_Supplied text:_
________________
Biscuit Creek Forest Ltd v Vallance
[2021] NZHC 1345
•8 June 2021
IN THE HIGH COURT OF NEW ZEALAND PALMERSTON NORTH REGISTRY
I TE KŌTI MATUA O AOTEAROA TE PAPAIOEA ROHE
CIV 2018-454-56
[2021] NZHC 1345
BETWEEN BISCUIT CREEK FOREST LTD
Plaintiff
AND
SIMON FREDERICK VALLANCE and ROSA VALLANCE
Defendants
CIV 2019-435-15 BETWEEN
SIMON FREDERICK VALLANCE and ROSA VALLANCE
PlaintiffsAND
ANDREW PHILIP VALLANCE
Defendant
On the papers Judgment:
8 June 2021
JUDGMENT OF MALLON J
(Costs)
Introduction
[1] These two proceedings, heard together, concerned the rights to an “Owner’s Share” under a Forestry Right:
(a)In one proceeding, the plaintiff (Biscuit Creek) claimed damages for breach of a contract under which it had purported to purchase the Owner’s Share. I entered judgment for the defendants (Simon and Rosa Vallance) on this claim.
________________
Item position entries
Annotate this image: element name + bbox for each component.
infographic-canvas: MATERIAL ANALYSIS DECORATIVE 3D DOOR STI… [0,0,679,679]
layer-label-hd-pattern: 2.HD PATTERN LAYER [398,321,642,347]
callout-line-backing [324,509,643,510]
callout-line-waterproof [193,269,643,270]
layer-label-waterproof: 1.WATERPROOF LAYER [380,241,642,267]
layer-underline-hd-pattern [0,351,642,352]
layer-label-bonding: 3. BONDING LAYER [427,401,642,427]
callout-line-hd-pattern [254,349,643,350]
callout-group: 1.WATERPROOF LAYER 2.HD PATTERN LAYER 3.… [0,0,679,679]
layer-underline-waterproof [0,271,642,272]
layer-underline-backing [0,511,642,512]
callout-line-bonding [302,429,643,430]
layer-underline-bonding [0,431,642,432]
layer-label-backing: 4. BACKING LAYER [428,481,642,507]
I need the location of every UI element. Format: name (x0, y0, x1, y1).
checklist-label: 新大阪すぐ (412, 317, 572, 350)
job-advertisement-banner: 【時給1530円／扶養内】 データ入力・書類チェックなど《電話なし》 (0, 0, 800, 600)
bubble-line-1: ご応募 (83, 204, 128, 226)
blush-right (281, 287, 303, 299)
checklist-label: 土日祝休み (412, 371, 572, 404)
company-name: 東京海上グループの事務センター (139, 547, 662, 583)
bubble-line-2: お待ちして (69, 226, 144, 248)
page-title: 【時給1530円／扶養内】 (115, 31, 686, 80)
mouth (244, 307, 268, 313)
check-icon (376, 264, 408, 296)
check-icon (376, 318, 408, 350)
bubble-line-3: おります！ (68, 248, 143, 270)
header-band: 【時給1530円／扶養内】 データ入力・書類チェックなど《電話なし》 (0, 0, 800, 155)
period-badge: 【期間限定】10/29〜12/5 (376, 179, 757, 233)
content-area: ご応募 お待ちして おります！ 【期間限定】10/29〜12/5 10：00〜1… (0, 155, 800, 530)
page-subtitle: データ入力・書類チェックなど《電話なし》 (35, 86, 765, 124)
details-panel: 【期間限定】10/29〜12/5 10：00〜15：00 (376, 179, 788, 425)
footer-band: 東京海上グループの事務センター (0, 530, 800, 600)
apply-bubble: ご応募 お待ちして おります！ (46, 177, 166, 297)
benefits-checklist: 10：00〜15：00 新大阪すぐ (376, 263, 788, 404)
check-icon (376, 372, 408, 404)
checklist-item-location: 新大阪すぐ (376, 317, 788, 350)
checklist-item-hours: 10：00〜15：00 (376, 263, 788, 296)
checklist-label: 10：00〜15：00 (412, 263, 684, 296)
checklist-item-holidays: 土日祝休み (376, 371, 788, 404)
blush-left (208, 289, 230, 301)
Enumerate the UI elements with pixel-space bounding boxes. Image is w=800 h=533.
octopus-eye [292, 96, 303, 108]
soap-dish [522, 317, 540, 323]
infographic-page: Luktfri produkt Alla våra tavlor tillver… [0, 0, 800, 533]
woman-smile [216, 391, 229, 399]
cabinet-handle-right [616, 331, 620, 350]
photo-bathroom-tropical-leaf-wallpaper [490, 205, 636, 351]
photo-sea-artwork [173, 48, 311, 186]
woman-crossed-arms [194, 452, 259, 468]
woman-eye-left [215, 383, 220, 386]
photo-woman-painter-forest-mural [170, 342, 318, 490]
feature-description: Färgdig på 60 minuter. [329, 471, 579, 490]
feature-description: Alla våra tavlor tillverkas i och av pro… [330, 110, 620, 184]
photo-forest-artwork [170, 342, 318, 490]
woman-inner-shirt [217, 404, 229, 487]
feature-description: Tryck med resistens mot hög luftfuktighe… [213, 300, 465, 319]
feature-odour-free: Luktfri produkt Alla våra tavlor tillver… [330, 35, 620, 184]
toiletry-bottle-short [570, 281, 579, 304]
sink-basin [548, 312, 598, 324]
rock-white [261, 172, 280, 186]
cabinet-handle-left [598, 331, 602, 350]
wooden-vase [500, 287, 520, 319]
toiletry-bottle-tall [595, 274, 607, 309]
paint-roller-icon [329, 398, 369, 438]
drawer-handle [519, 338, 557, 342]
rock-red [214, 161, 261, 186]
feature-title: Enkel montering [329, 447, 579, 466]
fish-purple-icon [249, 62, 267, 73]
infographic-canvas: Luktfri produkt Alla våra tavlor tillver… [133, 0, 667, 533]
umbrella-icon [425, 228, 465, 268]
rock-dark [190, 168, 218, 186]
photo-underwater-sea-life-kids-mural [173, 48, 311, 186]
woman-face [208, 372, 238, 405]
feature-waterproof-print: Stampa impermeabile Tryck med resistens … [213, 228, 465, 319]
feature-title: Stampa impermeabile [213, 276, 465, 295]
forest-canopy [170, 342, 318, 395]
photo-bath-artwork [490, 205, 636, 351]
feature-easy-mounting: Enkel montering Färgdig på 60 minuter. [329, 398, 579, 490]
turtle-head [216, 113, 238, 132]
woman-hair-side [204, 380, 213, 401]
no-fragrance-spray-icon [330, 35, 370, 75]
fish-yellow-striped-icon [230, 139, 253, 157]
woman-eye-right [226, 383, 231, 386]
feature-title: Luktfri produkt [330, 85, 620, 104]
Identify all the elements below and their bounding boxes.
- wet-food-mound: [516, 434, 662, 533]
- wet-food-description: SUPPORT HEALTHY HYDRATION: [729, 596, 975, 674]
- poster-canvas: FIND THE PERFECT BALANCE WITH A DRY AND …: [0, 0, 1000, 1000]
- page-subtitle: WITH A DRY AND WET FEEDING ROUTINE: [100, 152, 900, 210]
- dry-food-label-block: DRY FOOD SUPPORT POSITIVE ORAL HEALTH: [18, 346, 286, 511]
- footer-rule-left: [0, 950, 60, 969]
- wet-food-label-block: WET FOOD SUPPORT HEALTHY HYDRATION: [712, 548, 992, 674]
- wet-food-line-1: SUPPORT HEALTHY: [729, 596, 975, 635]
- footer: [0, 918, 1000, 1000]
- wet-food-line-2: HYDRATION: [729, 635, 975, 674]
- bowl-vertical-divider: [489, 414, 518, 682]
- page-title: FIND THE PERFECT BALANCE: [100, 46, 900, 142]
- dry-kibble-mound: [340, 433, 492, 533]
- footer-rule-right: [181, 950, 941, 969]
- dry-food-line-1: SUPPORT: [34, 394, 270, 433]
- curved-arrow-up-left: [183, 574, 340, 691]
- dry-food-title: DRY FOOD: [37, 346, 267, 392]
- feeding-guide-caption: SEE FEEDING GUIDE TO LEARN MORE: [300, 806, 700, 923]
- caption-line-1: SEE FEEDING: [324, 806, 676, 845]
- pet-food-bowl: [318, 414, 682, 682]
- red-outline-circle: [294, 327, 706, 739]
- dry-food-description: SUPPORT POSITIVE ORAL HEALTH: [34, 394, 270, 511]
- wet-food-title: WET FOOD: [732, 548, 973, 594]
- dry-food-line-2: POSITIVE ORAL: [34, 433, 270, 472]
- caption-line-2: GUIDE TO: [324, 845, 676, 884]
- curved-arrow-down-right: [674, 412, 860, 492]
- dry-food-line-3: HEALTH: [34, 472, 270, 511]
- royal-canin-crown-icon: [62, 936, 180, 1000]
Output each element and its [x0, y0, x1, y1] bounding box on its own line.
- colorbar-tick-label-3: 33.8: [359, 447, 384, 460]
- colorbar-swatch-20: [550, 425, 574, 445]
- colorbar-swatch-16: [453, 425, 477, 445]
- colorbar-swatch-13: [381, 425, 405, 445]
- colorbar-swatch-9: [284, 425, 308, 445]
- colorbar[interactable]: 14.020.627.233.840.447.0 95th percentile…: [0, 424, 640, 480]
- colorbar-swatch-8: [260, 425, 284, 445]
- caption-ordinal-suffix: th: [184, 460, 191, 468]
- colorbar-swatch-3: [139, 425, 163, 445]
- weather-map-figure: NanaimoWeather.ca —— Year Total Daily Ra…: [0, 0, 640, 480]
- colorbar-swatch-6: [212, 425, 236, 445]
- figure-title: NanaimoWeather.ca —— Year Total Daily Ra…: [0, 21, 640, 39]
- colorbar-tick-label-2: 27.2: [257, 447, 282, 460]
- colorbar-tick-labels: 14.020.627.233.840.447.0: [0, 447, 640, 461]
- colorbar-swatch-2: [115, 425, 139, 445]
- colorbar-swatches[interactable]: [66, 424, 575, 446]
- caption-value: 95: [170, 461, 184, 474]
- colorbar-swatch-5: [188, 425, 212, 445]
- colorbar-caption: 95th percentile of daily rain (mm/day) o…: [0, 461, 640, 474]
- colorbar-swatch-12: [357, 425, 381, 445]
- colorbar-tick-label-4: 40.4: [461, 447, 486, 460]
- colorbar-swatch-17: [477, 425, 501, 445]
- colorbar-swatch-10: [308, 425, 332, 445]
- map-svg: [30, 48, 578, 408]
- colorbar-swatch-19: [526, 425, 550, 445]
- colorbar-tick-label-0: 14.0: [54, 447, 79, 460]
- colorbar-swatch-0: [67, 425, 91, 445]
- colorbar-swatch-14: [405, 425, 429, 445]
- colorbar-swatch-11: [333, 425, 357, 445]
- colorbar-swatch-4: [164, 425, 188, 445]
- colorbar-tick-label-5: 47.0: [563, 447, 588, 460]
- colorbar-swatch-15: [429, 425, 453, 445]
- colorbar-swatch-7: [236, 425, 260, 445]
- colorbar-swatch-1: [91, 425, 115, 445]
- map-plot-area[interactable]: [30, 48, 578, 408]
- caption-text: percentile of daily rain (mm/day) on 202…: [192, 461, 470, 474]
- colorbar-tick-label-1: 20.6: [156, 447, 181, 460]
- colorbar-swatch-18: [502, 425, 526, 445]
________________
_Directive A:_
Reproduce the passage of the costs judgment starting at "Introduction" and ending at "on this claim.".
_Directive B:_
Set out the records as a Markdown table with the columns Row and Line, starting at the first line of the records and ending at the line containing "callout-line-bonding [302,429,643,430]", both included. Leave out blank lines and include no other lines.
The text and the records are unrelated to each other.

_Task solution A:_
Introduction
[1] These two proceedings, heard together, concerned the rights to an “Owner’s Share” under a Forestry Right:
(a)In one proceeding, the plaintiff (Biscuit Creek) claimed damages for breach of a contract under which it had purported to purchase the Owner’s Share. I entered judgment for the defendants (Simon and Rosa Vallance) on this claim.

_Task solution B:_
| Row | Line |
|---|---|
| 1 | Annotate this image: element name + bbox for each component. |
| 2 | infographic-canvas: MATERIAL ANALYSIS DECORATIVE 3D DOOR STI… [0,0,679,679] |
| 3 | layer-label-hd-pattern: 2.HD PATTERN LAYER [398,321,642,347] |
| 4 | callout-line-backing [324,509,643,510] |
| 5 | callout-line-waterproof [193,269,643,270] |
| 6 | layer-label-waterproof: 1.WATERPROOF LAYER [380,241,642,267] |
| 7 | layer-underline-hd-pattern [0,351,642,352] |
| 8 | layer-label-bonding: 3. BONDING LAYER [427,401,642,427] |
| 9 | callout-line-hd-pattern [254,349,643,350] |
| 10 | callout-group: 1.WATERPROOF LAYER 2.HD PATTERN LAYER 3.… [0,0,679,679] |
| 11 | layer-underline-waterproof [0,271,642,272] |
| 12 | layer-underline-backing [0,511,642,512] |
| 13 | callout-line-bonding [302,429,643,430] |